Copy each line below that includes "over".
===== RECORDED INFORMATION
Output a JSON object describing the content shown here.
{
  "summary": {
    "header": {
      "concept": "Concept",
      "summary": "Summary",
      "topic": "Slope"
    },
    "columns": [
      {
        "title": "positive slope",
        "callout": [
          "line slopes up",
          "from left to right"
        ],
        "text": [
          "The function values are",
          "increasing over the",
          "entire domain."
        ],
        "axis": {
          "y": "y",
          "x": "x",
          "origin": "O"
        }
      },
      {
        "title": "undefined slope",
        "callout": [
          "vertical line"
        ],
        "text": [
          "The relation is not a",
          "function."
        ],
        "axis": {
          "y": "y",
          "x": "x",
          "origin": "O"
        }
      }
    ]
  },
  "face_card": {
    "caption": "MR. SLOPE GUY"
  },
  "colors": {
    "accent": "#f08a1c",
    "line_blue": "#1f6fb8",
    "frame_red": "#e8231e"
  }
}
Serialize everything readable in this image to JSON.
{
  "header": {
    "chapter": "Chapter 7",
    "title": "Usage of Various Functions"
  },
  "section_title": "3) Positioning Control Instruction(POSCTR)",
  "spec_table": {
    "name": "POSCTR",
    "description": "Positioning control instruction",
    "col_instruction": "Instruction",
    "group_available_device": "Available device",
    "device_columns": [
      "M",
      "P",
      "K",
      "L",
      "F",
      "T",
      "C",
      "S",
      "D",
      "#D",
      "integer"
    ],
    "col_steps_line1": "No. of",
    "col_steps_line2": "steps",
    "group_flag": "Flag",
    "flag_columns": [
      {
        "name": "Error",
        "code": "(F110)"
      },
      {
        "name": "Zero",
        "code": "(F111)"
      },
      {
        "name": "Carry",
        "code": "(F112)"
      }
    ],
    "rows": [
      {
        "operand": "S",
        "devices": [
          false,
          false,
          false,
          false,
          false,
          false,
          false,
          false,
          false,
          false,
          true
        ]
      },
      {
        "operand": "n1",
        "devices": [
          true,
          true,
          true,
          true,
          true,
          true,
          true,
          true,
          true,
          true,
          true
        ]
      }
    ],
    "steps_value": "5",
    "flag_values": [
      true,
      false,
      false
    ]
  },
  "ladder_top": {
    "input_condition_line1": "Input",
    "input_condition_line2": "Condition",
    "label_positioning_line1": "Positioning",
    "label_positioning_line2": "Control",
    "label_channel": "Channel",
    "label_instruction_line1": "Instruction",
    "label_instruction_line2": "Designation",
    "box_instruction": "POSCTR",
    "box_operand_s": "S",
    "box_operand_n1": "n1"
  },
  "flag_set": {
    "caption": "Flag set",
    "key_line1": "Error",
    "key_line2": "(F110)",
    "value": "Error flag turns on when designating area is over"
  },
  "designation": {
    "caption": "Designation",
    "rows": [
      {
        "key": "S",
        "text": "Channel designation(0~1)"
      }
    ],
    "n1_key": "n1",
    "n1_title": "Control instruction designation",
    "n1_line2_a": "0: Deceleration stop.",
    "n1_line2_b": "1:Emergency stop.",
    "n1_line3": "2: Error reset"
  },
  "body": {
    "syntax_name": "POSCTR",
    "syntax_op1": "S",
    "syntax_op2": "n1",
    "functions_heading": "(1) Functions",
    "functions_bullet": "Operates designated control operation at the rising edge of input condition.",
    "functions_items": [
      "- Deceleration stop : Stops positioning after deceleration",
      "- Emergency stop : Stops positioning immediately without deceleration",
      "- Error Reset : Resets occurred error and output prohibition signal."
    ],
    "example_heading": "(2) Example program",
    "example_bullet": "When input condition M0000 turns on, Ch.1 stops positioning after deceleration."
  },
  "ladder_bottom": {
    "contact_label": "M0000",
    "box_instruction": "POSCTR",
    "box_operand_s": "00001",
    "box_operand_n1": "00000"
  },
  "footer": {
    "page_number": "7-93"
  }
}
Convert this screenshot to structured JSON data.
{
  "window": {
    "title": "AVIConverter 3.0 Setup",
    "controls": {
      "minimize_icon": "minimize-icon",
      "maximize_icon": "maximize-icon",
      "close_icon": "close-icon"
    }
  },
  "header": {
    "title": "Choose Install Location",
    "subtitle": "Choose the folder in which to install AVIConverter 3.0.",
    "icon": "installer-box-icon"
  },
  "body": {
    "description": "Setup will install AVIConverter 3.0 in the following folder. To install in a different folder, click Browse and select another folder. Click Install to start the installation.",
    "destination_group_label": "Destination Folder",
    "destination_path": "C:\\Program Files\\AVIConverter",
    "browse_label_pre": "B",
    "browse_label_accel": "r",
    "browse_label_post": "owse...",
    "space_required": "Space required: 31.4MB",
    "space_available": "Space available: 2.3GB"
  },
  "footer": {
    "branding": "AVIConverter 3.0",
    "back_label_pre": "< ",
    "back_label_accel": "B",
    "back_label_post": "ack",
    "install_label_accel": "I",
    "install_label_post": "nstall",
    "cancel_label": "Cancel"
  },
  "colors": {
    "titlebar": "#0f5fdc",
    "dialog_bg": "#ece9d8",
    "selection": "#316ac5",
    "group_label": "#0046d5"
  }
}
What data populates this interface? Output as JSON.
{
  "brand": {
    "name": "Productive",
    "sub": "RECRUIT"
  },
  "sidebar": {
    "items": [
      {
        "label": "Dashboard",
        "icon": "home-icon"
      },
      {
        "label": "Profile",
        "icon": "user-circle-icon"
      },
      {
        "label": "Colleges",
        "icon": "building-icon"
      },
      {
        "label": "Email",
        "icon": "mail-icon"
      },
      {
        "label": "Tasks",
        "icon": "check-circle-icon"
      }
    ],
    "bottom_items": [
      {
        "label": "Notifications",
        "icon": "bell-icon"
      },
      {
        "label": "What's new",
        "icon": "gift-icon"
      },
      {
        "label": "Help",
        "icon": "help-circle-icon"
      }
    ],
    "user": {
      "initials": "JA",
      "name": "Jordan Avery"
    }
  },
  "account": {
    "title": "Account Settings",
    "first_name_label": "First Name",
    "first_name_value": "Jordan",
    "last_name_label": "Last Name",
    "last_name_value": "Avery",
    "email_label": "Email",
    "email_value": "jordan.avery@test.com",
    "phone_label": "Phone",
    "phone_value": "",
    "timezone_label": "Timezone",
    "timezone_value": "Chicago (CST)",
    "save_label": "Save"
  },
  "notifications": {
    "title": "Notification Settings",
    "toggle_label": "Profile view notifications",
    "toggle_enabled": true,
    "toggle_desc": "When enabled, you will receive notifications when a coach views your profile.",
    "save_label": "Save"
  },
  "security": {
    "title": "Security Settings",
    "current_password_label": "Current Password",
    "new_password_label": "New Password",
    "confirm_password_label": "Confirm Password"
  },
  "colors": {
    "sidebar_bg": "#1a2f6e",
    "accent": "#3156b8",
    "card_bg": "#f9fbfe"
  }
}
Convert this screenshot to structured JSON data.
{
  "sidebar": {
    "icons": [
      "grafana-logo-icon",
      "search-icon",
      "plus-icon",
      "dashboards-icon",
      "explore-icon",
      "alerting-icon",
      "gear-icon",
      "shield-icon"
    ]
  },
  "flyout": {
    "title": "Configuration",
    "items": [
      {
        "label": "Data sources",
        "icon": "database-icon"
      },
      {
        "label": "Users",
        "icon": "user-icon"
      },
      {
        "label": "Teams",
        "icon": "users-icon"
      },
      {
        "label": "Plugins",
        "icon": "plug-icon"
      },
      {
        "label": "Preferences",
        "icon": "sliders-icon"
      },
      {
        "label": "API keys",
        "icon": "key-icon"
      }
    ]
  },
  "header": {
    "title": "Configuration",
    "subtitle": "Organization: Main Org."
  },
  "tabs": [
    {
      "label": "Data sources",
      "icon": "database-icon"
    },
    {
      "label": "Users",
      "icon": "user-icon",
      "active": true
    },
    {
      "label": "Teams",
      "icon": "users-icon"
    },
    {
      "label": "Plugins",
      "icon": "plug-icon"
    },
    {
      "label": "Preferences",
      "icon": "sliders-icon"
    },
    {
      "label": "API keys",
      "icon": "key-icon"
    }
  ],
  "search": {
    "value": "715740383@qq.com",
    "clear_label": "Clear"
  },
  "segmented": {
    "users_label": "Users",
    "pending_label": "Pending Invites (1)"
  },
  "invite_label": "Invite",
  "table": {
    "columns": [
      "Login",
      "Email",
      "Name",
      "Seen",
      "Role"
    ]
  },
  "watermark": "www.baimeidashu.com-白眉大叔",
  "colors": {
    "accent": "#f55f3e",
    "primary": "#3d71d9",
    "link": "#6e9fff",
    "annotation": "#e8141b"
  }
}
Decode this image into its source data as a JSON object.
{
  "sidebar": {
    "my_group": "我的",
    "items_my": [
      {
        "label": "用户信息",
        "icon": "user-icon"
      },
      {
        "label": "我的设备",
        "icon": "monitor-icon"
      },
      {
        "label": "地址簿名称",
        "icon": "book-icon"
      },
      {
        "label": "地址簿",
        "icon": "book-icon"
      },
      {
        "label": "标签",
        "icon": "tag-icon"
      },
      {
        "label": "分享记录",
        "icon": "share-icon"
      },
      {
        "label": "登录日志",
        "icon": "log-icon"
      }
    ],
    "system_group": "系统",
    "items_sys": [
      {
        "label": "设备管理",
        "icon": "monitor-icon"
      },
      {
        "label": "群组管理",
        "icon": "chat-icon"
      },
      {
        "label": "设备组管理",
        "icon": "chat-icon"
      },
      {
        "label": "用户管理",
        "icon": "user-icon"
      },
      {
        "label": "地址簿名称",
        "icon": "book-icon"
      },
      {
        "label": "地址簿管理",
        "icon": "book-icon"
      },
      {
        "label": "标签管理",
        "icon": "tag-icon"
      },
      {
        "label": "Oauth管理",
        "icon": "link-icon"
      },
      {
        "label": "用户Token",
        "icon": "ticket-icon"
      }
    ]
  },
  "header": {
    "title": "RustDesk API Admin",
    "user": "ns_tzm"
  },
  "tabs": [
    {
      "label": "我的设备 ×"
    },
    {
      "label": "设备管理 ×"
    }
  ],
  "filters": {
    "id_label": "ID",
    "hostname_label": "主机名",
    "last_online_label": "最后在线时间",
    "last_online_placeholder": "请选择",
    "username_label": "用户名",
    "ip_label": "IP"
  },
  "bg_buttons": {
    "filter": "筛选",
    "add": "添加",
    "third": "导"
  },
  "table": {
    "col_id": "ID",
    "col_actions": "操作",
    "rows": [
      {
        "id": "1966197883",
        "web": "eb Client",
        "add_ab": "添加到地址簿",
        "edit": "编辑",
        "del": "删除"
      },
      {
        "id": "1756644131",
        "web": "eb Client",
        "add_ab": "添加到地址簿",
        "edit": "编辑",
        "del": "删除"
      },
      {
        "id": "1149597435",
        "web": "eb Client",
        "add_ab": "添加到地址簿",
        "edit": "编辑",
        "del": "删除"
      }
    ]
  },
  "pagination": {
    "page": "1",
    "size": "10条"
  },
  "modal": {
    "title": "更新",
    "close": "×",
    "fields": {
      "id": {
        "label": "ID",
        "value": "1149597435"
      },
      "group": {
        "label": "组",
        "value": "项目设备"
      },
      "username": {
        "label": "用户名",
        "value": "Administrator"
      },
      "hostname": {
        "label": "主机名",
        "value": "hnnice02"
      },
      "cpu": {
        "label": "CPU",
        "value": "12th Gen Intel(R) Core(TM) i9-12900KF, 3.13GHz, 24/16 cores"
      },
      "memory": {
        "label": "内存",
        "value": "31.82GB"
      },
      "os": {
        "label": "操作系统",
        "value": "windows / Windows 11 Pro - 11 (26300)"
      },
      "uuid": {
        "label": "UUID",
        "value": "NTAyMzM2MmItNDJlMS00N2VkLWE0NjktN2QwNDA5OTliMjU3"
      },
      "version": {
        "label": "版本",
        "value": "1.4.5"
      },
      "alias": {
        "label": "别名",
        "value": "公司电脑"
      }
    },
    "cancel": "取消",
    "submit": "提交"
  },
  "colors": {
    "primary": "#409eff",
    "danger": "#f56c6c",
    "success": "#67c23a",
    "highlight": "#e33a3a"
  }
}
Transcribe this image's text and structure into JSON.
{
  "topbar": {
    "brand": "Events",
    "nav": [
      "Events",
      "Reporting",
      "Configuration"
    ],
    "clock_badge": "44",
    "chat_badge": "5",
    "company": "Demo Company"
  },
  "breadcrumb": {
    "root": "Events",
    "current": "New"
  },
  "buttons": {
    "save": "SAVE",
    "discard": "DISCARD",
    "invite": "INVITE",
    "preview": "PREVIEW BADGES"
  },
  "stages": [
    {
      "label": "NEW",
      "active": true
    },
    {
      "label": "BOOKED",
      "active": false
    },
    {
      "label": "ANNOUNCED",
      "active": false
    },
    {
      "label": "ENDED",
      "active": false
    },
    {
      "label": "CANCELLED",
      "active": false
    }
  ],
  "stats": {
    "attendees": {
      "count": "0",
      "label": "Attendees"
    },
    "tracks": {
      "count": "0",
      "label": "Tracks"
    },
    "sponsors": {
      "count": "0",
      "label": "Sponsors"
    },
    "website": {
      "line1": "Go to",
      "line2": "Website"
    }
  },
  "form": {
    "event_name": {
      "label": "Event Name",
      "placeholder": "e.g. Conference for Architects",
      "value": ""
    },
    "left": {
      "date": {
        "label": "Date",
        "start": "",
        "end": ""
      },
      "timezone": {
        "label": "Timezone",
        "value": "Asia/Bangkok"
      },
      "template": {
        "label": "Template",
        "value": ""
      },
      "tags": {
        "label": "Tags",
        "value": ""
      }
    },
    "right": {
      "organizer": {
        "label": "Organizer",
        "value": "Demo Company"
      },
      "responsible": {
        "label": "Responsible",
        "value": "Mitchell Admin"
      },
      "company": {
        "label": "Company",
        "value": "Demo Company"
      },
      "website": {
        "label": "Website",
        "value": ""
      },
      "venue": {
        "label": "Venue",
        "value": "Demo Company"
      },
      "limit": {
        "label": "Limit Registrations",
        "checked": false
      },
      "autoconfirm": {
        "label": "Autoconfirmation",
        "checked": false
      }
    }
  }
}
==========
# ANSWER TO THIS PROBLEM
          "increasing over the",
    "value": "Error flag turns on when designating area is over"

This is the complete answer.